━━━━━ RECORDS SHOWN

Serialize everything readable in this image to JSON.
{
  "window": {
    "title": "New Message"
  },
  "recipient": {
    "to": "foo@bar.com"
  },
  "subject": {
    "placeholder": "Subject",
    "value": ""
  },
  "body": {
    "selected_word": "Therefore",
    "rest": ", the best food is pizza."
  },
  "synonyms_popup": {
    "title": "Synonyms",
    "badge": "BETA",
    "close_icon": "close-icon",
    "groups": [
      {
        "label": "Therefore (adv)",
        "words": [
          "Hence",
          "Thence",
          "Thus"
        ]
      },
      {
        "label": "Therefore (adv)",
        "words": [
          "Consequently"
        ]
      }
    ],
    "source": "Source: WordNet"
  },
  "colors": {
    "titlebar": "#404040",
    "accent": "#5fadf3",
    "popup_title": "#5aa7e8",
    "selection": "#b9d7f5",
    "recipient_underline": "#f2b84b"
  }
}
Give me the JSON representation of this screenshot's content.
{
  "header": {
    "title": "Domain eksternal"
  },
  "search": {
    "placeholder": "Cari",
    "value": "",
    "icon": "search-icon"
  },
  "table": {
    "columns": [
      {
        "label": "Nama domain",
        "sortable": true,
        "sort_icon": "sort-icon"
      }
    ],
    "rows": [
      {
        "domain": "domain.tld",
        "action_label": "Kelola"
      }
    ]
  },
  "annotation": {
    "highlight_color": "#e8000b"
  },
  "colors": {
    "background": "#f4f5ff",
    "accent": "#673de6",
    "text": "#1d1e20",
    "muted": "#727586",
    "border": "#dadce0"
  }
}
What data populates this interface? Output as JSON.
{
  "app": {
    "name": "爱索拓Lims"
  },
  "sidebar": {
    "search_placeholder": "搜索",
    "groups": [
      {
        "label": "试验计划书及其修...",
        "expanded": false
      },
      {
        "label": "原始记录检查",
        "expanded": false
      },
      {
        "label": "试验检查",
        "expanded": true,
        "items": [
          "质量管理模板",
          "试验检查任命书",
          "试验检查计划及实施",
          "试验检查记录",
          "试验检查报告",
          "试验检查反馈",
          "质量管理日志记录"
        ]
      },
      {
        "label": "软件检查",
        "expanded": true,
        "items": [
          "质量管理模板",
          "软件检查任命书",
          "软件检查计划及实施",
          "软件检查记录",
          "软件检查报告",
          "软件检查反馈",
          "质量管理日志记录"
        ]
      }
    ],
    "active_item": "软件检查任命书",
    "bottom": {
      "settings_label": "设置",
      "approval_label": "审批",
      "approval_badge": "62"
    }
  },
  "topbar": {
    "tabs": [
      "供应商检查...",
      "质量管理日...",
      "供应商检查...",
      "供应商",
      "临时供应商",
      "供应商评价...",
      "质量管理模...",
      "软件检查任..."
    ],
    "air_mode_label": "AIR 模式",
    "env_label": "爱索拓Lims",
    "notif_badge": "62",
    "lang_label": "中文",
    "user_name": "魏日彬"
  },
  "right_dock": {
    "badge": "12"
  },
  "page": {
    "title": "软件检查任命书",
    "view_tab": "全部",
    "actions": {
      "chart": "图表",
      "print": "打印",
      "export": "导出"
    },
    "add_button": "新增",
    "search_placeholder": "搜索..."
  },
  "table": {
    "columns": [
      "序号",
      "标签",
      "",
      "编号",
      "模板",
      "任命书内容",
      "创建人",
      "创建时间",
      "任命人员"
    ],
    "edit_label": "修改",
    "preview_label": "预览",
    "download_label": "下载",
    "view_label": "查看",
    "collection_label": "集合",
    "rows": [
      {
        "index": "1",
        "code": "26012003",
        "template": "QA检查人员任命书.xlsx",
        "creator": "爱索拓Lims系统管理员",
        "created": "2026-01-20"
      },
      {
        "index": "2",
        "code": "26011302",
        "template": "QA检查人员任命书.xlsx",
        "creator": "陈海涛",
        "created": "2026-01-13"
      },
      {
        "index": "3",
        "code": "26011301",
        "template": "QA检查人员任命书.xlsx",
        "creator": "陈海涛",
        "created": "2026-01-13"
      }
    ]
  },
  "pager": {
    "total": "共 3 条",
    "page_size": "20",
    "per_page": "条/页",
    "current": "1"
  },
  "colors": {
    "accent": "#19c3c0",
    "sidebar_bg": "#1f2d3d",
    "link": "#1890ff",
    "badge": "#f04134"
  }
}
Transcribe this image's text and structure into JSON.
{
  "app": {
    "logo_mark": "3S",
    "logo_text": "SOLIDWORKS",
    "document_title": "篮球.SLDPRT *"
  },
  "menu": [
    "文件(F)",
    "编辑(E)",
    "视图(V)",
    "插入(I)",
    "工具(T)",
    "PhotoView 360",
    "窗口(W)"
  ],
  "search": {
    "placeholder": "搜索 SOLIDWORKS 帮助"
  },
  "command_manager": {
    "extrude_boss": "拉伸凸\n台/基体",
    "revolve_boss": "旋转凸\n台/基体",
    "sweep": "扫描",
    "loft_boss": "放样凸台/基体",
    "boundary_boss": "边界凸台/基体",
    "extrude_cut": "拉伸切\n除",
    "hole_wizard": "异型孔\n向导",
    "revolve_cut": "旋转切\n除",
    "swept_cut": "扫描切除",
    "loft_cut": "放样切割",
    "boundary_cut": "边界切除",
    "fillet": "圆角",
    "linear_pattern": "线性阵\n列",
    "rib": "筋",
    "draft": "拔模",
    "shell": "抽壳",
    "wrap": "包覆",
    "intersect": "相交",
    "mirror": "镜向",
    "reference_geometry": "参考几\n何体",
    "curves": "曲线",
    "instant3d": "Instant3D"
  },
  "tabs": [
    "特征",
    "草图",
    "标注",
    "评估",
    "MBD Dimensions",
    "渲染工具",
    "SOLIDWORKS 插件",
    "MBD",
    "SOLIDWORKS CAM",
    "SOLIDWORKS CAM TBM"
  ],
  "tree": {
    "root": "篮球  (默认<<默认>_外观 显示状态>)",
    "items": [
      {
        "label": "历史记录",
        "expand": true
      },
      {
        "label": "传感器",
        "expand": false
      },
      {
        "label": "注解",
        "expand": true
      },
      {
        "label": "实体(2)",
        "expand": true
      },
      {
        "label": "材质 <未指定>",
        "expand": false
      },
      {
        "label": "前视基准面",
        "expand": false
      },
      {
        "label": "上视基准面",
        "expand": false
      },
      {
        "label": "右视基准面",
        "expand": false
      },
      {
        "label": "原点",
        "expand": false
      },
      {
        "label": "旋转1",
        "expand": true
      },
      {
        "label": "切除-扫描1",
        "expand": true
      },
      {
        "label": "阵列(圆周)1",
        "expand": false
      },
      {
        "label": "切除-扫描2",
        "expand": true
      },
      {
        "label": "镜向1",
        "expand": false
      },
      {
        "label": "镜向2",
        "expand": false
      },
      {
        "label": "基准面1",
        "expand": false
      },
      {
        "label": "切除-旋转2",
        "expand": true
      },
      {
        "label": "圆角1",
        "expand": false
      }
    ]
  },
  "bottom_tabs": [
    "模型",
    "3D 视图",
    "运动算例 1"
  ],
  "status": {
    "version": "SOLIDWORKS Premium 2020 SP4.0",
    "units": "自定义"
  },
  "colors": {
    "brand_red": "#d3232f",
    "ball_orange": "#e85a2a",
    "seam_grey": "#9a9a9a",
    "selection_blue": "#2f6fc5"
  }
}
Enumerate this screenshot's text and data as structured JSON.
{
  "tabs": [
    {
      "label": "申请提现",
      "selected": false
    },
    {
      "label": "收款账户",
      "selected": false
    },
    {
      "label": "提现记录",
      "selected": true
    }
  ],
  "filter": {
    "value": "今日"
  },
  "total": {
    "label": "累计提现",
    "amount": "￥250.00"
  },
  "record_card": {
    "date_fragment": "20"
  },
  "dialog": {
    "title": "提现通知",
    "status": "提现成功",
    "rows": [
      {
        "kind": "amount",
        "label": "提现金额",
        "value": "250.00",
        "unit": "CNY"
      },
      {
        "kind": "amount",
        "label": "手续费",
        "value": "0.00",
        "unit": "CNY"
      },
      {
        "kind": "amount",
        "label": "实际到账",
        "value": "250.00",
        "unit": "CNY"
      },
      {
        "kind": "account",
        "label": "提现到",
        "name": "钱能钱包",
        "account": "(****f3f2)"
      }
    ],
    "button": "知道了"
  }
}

━━━━━━━━━━

GIVEN EXERCISE. Copy out every line in the entries above that holds "image".

SOLUTION TO THIS TASK.
Serialize everything readable in this image to JSON.
Transcribe this image's text and structure into JSON.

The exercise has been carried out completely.